## Instruction:
Copy out each line featuring the string "India" from the entries beneath.

## Information given:
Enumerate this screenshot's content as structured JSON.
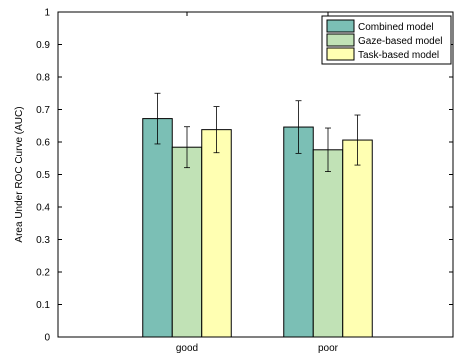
{
  "chart_data": {
    "type": "bar",
    "ylabel": "Area Under ROC Curve (AUC)",
    "xlabel": "",
    "ylim": [
      0,
      1
    ],
    "yticks": [
      "0",
      "0.1",
      "0.2",
      "0.3",
      "0.4",
      "0.5",
      "0.6",
      "0.7",
      "0.8",
      "0.9",
      "1"
    ],
    "categories": [
      "good",
      "poor"
    ],
    "legend_position": "top-right",
    "grid": false,
    "series": [
      {
        "name": "Combined model",
        "color": "#7bbfb5",
        "values": [
          0.672,
          0.646
        ],
        "error": [
          0.078,
          0.081
        ]
      },
      {
        "name": "Gaze-based model",
        "color": "#c1e2b6",
        "values": [
          0.584,
          0.576
        ],
        "error": [
          0.063,
          0.067
        ]
      },
      {
        "name": "Task-based model",
        "color": "#ffffb2",
        "values": [
          0.638,
          0.606
        ],
        "error": [
          0.071,
          0.077
        ]
      }
    ]
  }
}
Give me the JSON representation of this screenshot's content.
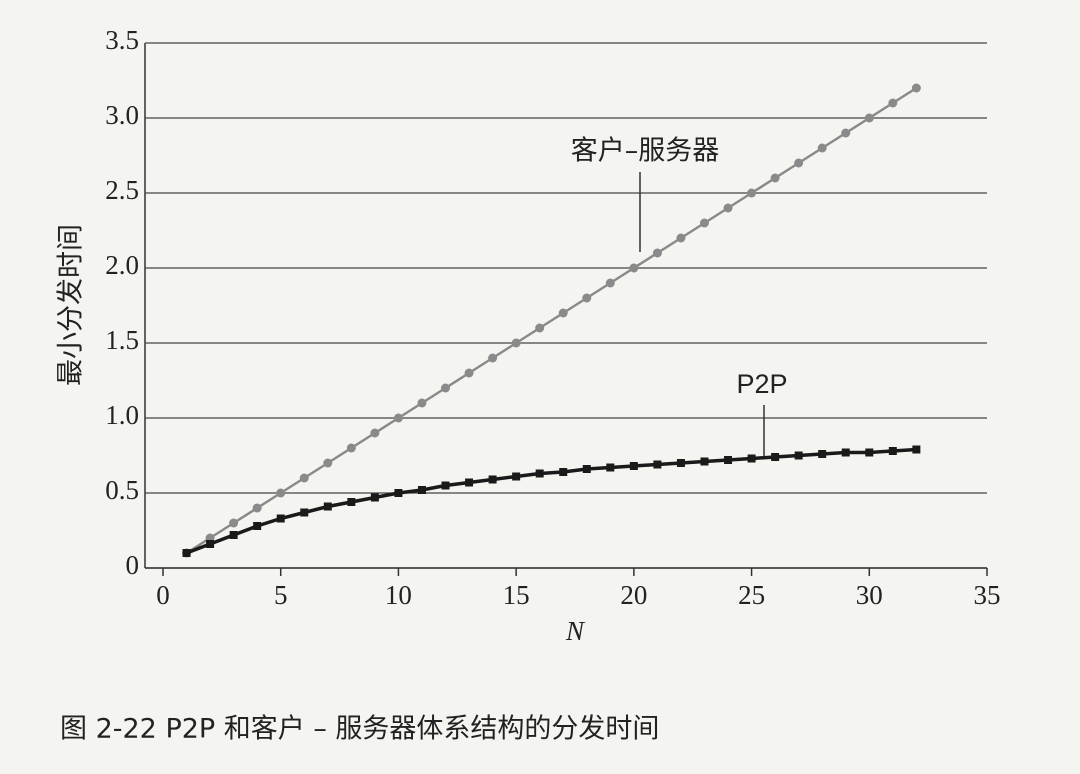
{
  "chart_data": {
    "type": "line",
    "caption": "图 2-22    P2P 和客户 – 服务器体系结构的分发时间",
    "xlabel": "N",
    "ylabel": "最小分发时间",
    "x": [
      1,
      2,
      3,
      4,
      5,
      6,
      7,
      8,
      9,
      10,
      11,
      12,
      13,
      14,
      15,
      16,
      17,
      18,
      19,
      20,
      21,
      22,
      23,
      24,
      25,
      26,
      27,
      28,
      29,
      30,
      31,
      32
    ],
    "series": [
      {
        "name": "客户–服务器",
        "color": "#8a8a8a",
        "marker": "circle",
        "values": [
          0.1,
          0.2,
          0.3,
          0.4,
          0.5,
          0.6,
          0.7,
          0.8,
          0.9,
          1.0,
          1.1,
          1.2,
          1.3,
          1.4,
          1.5,
          1.6,
          1.7,
          1.8,
          1.9,
          2.0,
          2.1,
          2.2,
          2.3,
          2.4,
          2.5,
          2.6,
          2.7,
          2.8,
          2.9,
          3.0,
          3.1,
          3.2
        ]
      },
      {
        "name": "P2P",
        "color": "#1a1a1a",
        "marker": "square",
        "values": [
          0.1,
          0.16,
          0.22,
          0.28,
          0.33,
          0.37,
          0.41,
          0.44,
          0.47,
          0.5,
          0.52,
          0.55,
          0.57,
          0.59,
          0.61,
          0.63,
          0.64,
          0.66,
          0.67,
          0.68,
          0.69,
          0.7,
          0.71,
          0.72,
          0.73,
          0.74,
          0.75,
          0.76,
          0.77,
          0.77,
          0.78,
          0.79
        ]
      }
    ],
    "xlim": [
      0,
      35
    ],
    "xticks": [
      0,
      5,
      10,
      15,
      20,
      25,
      30,
      35
    ],
    "ylim": [
      0,
      3.5
    ],
    "yticks": [
      0,
      0.5,
      {
        "value": 1,
        "label": "1.0"
      },
      1.5,
      {
        "value": 2,
        "label": "2.0"
      },
      2.5,
      {
        "value": 3,
        "label": "3.0"
      },
      3.5
    ],
    "grid": true
  }
}
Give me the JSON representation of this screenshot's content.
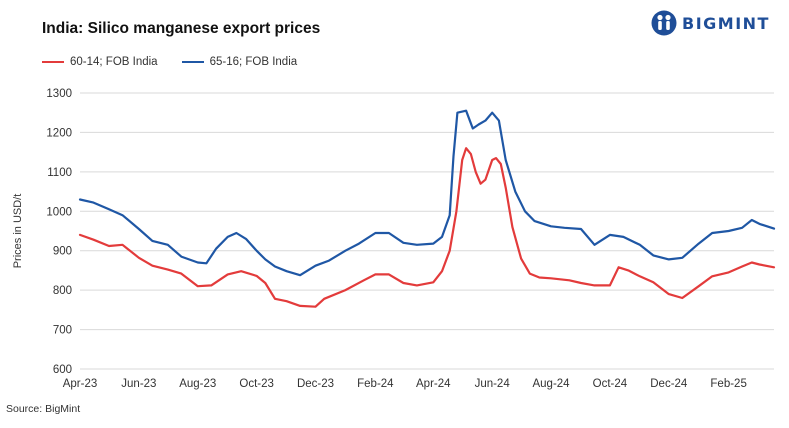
{
  "header": {
    "title": "India: Silico manganese export prices",
    "logo_text": "BIGMINT"
  },
  "source": "Source: BigMint",
  "colors": {
    "red": "#e33b3b",
    "blue": "#1f57a5",
    "grid": "#d9d9d9",
    "logo": "#1f4e98"
  },
  "chart_data": {
    "type": "line",
    "title": "India: Silico manganese export prices",
    "xlabel": "",
    "ylabel": "Prices in USD/t",
    "ylim": [
      600,
      1300
    ],
    "yticks": [
      600,
      700,
      800,
      900,
      1000,
      1100,
      1200,
      1300
    ],
    "xlim": [
      "2023-04-01",
      "2025-03-20"
    ],
    "xticks": [
      {
        "label": "Apr-23",
        "date": "2023-04-01"
      },
      {
        "label": "Jun-23",
        "date": "2023-06-01"
      },
      {
        "label": "Aug-23",
        "date": "2023-08-01"
      },
      {
        "label": "Oct-23",
        "date": "2023-10-01"
      },
      {
        "label": "Dec-23",
        "date": "2023-12-01"
      },
      {
        "label": "Feb-24",
        "date": "2024-02-01"
      },
      {
        "label": "Apr-24",
        "date": "2024-04-01"
      },
      {
        "label": "Jun-24",
        "date": "2024-06-01"
      },
      {
        "label": "Aug-24",
        "date": "2024-08-01"
      },
      {
        "label": "Oct-24",
        "date": "2024-10-01"
      },
      {
        "label": "Dec-24",
        "date": "2024-12-01"
      },
      {
        "label": "Feb-25",
        "date": "2025-02-01"
      }
    ],
    "grid": true,
    "legend": "top-left",
    "series": [
      {
        "name": "60-14; FOB India",
        "color": "#e33b3b",
        "points": [
          [
            "2023-04-01",
            940
          ],
          [
            "2023-04-15",
            928
          ],
          [
            "2023-05-01",
            912
          ],
          [
            "2023-05-15",
            915
          ],
          [
            "2023-06-01",
            882
          ],
          [
            "2023-06-15",
            862
          ],
          [
            "2023-07-01",
            852
          ],
          [
            "2023-07-15",
            842
          ],
          [
            "2023-08-01",
            810
          ],
          [
            "2023-08-15",
            812
          ],
          [
            "2023-09-01",
            840
          ],
          [
            "2023-09-15",
            848
          ],
          [
            "2023-10-01",
            836
          ],
          [
            "2023-10-10",
            818
          ],
          [
            "2023-10-20",
            778
          ],
          [
            "2023-11-01",
            772
          ],
          [
            "2023-11-15",
            760
          ],
          [
            "2023-12-01",
            758
          ],
          [
            "2023-12-10",
            778
          ],
          [
            "2024-01-01",
            800
          ],
          [
            "2024-01-20",
            825
          ],
          [
            "2024-02-01",
            840
          ],
          [
            "2024-02-15",
            840
          ],
          [
            "2024-03-01",
            818
          ],
          [
            "2024-03-15",
            812
          ],
          [
            "2024-04-01",
            820
          ],
          [
            "2024-04-10",
            848
          ],
          [
            "2024-04-18",
            900
          ],
          [
            "2024-04-25",
            1000
          ],
          [
            "2024-05-01",
            1130
          ],
          [
            "2024-05-05",
            1160
          ],
          [
            "2024-05-10",
            1145
          ],
          [
            "2024-05-15",
            1100
          ],
          [
            "2024-05-20",
            1070
          ],
          [
            "2024-05-25",
            1080
          ],
          [
            "2024-06-01",
            1130
          ],
          [
            "2024-06-05",
            1135
          ],
          [
            "2024-06-10",
            1120
          ],
          [
            "2024-06-15",
            1060
          ],
          [
            "2024-06-22",
            960
          ],
          [
            "2024-07-01",
            880
          ],
          [
            "2024-07-10",
            842
          ],
          [
            "2024-07-20",
            832
          ],
          [
            "2024-08-01",
            830
          ],
          [
            "2024-08-20",
            825
          ],
          [
            "2024-09-01",
            818
          ],
          [
            "2024-09-15",
            812
          ],
          [
            "2024-10-01",
            812
          ],
          [
            "2024-10-10",
            858
          ],
          [
            "2024-10-20",
            850
          ],
          [
            "2024-11-01",
            835
          ],
          [
            "2024-11-15",
            820
          ],
          [
            "2024-12-01",
            790
          ],
          [
            "2024-12-15",
            780
          ],
          [
            "2025-01-01",
            810
          ],
          [
            "2025-01-15",
            835
          ],
          [
            "2025-02-01",
            845
          ],
          [
            "2025-02-15",
            860
          ],
          [
            "2025-02-25",
            870
          ],
          [
            "2025-03-05",
            865
          ],
          [
            "2025-03-20",
            858
          ]
        ]
      },
      {
        "name": "65-16; FOB India",
        "color": "#1f57a5",
        "points": [
          [
            "2023-04-01",
            1030
          ],
          [
            "2023-04-15",
            1022
          ],
          [
            "2023-05-01",
            1005
          ],
          [
            "2023-05-15",
            990
          ],
          [
            "2023-06-01",
            955
          ],
          [
            "2023-06-15",
            925
          ],
          [
            "2023-07-01",
            915
          ],
          [
            "2023-07-15",
            885
          ],
          [
            "2023-08-01",
            870
          ],
          [
            "2023-08-10",
            868
          ],
          [
            "2023-08-20",
            905
          ],
          [
            "2023-09-01",
            935
          ],
          [
            "2023-09-10",
            945
          ],
          [
            "2023-09-20",
            930
          ],
          [
            "2023-10-01",
            900
          ],
          [
            "2023-10-10",
            878
          ],
          [
            "2023-10-20",
            860
          ],
          [
            "2023-11-01",
            848
          ],
          [
            "2023-11-15",
            838
          ],
          [
            "2023-12-01",
            862
          ],
          [
            "2023-12-15",
            875
          ],
          [
            "2024-01-01",
            900
          ],
          [
            "2024-01-15",
            918
          ],
          [
            "2024-02-01",
            945
          ],
          [
            "2024-02-15",
            945
          ],
          [
            "2024-03-01",
            920
          ],
          [
            "2024-03-15",
            915
          ],
          [
            "2024-04-01",
            918
          ],
          [
            "2024-04-10",
            935
          ],
          [
            "2024-04-18",
            990
          ],
          [
            "2024-04-22",
            1140
          ],
          [
            "2024-04-26",
            1250
          ],
          [
            "2024-05-05",
            1255
          ],
          [
            "2024-05-12",
            1210
          ],
          [
            "2024-05-18",
            1220
          ],
          [
            "2024-05-25",
            1230
          ],
          [
            "2024-06-01",
            1250
          ],
          [
            "2024-06-08",
            1230
          ],
          [
            "2024-06-15",
            1130
          ],
          [
            "2024-06-25",
            1050
          ],
          [
            "2024-07-05",
            1000
          ],
          [
            "2024-07-15",
            975
          ],
          [
            "2024-08-01",
            962
          ],
          [
            "2024-08-15",
            958
          ],
          [
            "2024-09-01",
            955
          ],
          [
            "2024-09-15",
            915
          ],
          [
            "2024-10-01",
            940
          ],
          [
            "2024-10-15",
            935
          ],
          [
            "2024-11-01",
            915
          ],
          [
            "2024-11-15",
            888
          ],
          [
            "2024-12-01",
            878
          ],
          [
            "2024-12-15",
            882
          ],
          [
            "2025-01-01",
            918
          ],
          [
            "2025-01-15",
            945
          ],
          [
            "2025-02-01",
            950
          ],
          [
            "2025-02-15",
            958
          ],
          [
            "2025-02-25",
            978
          ],
          [
            "2025-03-05",
            968
          ],
          [
            "2025-03-20",
            956
          ]
        ]
      }
    ]
  }
}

## The output:
    "title": "India: Silico manganese export prices",
    "title": "India: Silico manganese export prices",
        "name": "60-14; FOB India",
        "name": "65-16; FOB India",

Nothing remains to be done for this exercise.